**YOUR INSTRUCTIONS**:
Copy the text on NaSICON battery electrodes from "Tekliye, DB and" through "Materials . 10133 -10143.", and swap "Exploration" for "Survey".

**SOURCE DOCUMENT**:
++++

Tekliye, DB and Kumar, A and Weihang, X and Mercy, TD and Canepa, P and Sai Gautam, G (2022) Exploration of NaSICON Frameworks as Calcium-Ion Battery Electrodes. In: Chemistry of Materials . 10133 -10143.
Full text not available from this repository.Abstract
The development of energy storage technologies that are alternative to state-of-the-art lithium-ion batteries but exhibit similar energy densities, lower cost, and better safety is an important step in ensuring a sustainable energy future. Electrochemical systems based on calcium (Ca)-intercalation or deintercalation form such an alternative energy storage technology but require the development of intercalation electrode materials that exhibit reversible Ca-exchange with reasonable energy density and power density performance. To address this issue, we use first-principles calculations to screen over the wide chemical space of sodium superionic conductor (NaSICON) frameworks, with a chemical formula of CaxM2(ZO4)3 (where M = Ti, V, Cr, Mn, Fe, Co, or Ni and Z = Si, P, or S) for Ca electrode materials. We calculate the average Ca2+ intercalation voltage, the thermodynamic stability (at 0 K) of charged and discharged Ca-NaSICON, and the migration barriers of (meta)stable Ca-NaSICON compositions. Importantly, our calculations indicate CaxV2(PO4)3, CaxMn2(SO4)3, and CaxFe2(SO4)3 Ca-NaSICONs to be promising as Ca-cathodes. We find all silicate Ca-NaSICONs to be thermodynamically unstable and hence unsuitable as Ca-cathodes. We report the overall trends in the ground state Ca-vacancy configurations, besides voltages, stabilities, and migration barriers. Our work contributes to unearthing strategies for developing practical calcium-ion batteries, involving polyanionic intercalation frameworks.

++++

**COLLECTED MATERIAL**:
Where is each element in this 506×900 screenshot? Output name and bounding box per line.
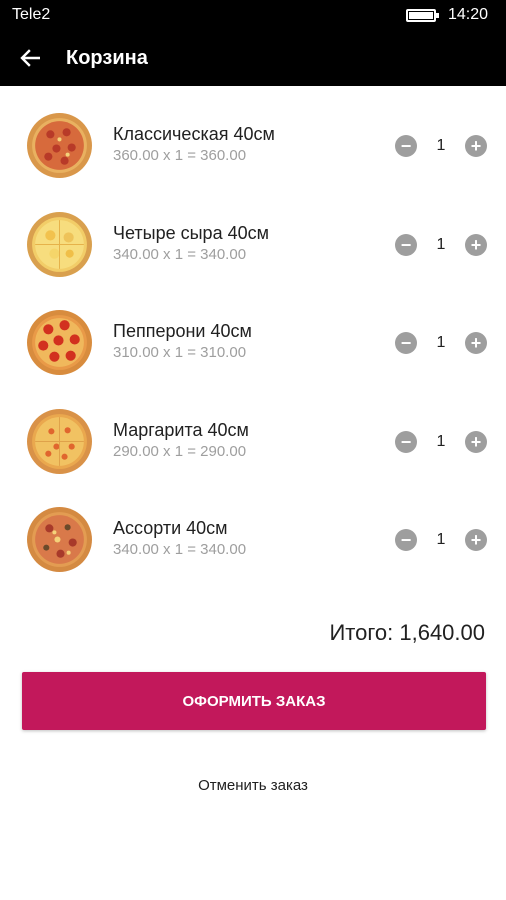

++++

**COMPLETED TASK**:
Tekliye, DB and Kumar, A and Weihang, X and Mercy, TD and Canepa, P and Sai Gautam, G (2022) Survey of NaSICON Frameworks as Calcium-Ion Battery Electrodes. In: Chemistry of Materials . 10133 -10143.